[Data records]
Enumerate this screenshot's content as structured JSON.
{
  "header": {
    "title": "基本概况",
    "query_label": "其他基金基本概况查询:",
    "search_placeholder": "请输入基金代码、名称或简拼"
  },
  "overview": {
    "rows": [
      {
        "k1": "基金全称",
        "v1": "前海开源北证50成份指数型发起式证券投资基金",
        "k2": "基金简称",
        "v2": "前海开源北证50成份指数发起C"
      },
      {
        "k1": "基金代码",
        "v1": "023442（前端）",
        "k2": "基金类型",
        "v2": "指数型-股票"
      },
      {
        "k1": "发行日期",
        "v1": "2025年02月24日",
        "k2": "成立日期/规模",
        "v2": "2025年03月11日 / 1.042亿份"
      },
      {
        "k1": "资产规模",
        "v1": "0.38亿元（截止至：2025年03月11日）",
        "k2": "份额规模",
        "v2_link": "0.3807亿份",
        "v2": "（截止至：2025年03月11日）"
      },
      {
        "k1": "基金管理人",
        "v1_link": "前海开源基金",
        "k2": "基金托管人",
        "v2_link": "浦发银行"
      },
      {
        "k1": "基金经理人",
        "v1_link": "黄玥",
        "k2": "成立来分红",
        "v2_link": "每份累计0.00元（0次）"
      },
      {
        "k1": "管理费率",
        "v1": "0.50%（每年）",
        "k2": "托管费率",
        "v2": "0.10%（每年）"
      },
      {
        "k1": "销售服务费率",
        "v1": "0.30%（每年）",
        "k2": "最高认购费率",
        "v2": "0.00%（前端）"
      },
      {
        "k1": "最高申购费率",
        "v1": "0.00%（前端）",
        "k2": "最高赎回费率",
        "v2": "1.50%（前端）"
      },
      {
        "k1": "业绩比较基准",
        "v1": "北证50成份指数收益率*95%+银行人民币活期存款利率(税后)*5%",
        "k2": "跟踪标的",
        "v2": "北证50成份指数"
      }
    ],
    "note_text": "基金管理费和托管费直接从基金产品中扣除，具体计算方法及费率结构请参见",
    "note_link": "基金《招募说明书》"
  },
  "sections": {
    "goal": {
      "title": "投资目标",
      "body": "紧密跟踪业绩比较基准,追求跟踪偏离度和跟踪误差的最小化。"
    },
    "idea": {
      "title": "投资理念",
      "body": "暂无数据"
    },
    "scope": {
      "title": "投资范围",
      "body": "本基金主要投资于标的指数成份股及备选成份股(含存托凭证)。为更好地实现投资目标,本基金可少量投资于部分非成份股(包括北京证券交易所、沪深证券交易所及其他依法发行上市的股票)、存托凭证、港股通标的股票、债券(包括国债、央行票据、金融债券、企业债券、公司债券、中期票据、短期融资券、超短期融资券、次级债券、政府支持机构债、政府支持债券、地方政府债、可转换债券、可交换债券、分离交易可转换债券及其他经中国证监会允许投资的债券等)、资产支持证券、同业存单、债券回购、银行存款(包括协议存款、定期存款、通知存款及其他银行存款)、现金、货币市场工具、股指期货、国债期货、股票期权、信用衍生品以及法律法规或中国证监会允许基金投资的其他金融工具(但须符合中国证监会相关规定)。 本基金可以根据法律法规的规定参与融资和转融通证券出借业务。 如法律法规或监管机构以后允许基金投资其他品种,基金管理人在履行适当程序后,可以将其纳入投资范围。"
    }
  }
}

→ **Stated task**:
Please copy out each record, character for character.

→ **Full answer**:
Enumerate this screenshot's content as structured JSON.
{
  "header": {
    "title": "基本概况",
    "query_label": "其他基金基本概况查询:",
    "search_placeholder": "请输入基金代码、名称或简拼"
  },
  "overview": {
    "rows": [
      {
        "k1": "基金全称",
        "v1": "前海开源北证50成份指数型发起式证券投资基金",
        "k2": "基金简称",
        "v2": "前海开源北证50成份指数发起C"
      },
      {
        "k1": "基金代码",
        "v1": "023442（前端）",
        "k2": "基金类型",
        "v2": "指数型-股票"
      },
      {
        "k1": "发行日期",
        "v1": "2025年02月24日",
        "k2": "成立日期/规模",
        "v2": "2025年03月11日 / 1.042亿份"
      },
      {
        "k1": "资产规模",
        "v1": "0.38亿元（截止至：2025年03月11日）",
        "k2": "份额规模",
        "v2_link": "0.3807亿份",
        "v2": "（截止至：2025年03月11日）"
      },
      {
        "k1": "基金管理人",
        "v1_link": "前海开源基金",
        "k2": "基金托管人",
        "v2_link": "浦发银行"
      },
      {
        "k1": "基金经理人",
        "v1_link": "黄玥",
        "k2": "成立来分红",
        "v2_link": "每份累计0.00元（0次）"
      },
      {
        "k1": "管理费率",
        "v1": "0.50%（每年）",
        "k2": "托管费率",
        "v2": "0.10%（每年）"
      },
      {
        "k1": "销售服务费率",
        "v1": "0.30%（每年）",
        "k2": "最高认购费率",
        "v2": "0.00%（前端）"
      },
      {
        "k1": "最高申购费率",
        "v1": "0.00%（前端）",
        "k2": "最高赎回费率",
        "v2": "1.50%（前端）"
      },
      {
        "k1": "业绩比较基准",
        "v1": "北证50成份指数收益率*95%+银行人民币活期存款利率(税后)*5%",
        "k2": "跟踪标的",
        "v2": "北证50成份指数"
      }
    ],
    "note_text": "基金管理费和托管费直接从基金产品中扣除，具体计算方法及费率结构请参见",
    "note_link": "基金《招募说明书》"
  },
  "sections": {
    "goal": {
      "title": "投资目标",
      "body": "紧密跟踪业绩比较基准,追求跟踪偏离度和跟踪误差的最小化。"
    },
    "idea": {
      "title": "投资理念",
      "body": "暂无数据"
    },
    "scope": {
      "title": "投资范围",
      "body": "本基金主要投资于标的指数成份股及备选成份股(含存托凭证)。为更好地实现投资目标,本基金可少量投资于部分非成份股(包括北京证券交易所、沪深证券交易所及其他依法发行上市的股票)、存托凭证、港股通标的股票、债券(包括国债、央行票据、金融债券、企业债券、公司债券、中期票据、短期融资券、超短期融资券、次级债券、政府支持机构债、政府支持债券、地方政府债、可转换债券、可交换债券、分离交易可转换债券及其他经中国证监会允许投资的债券等)、资产支持证券、同业存单、债券回购、银行存款(包括协议存款、定期存款、通知存款及其他银行存款)、现金、货币市场工具、股指期货、国债期货、股票期权、信用衍生品以及法律法规或中国证监会允许基金投资的其他金融工具(但须符合中国证监会相关规定)。 本基金可以根据法律法规的规定参与融资和转融通证券出借业务。 如法律法规或监管机构以后允许基金投资其他品种,基金管理人在履行适当程序后,可以将其纳入投资范围。"
    }
  }
}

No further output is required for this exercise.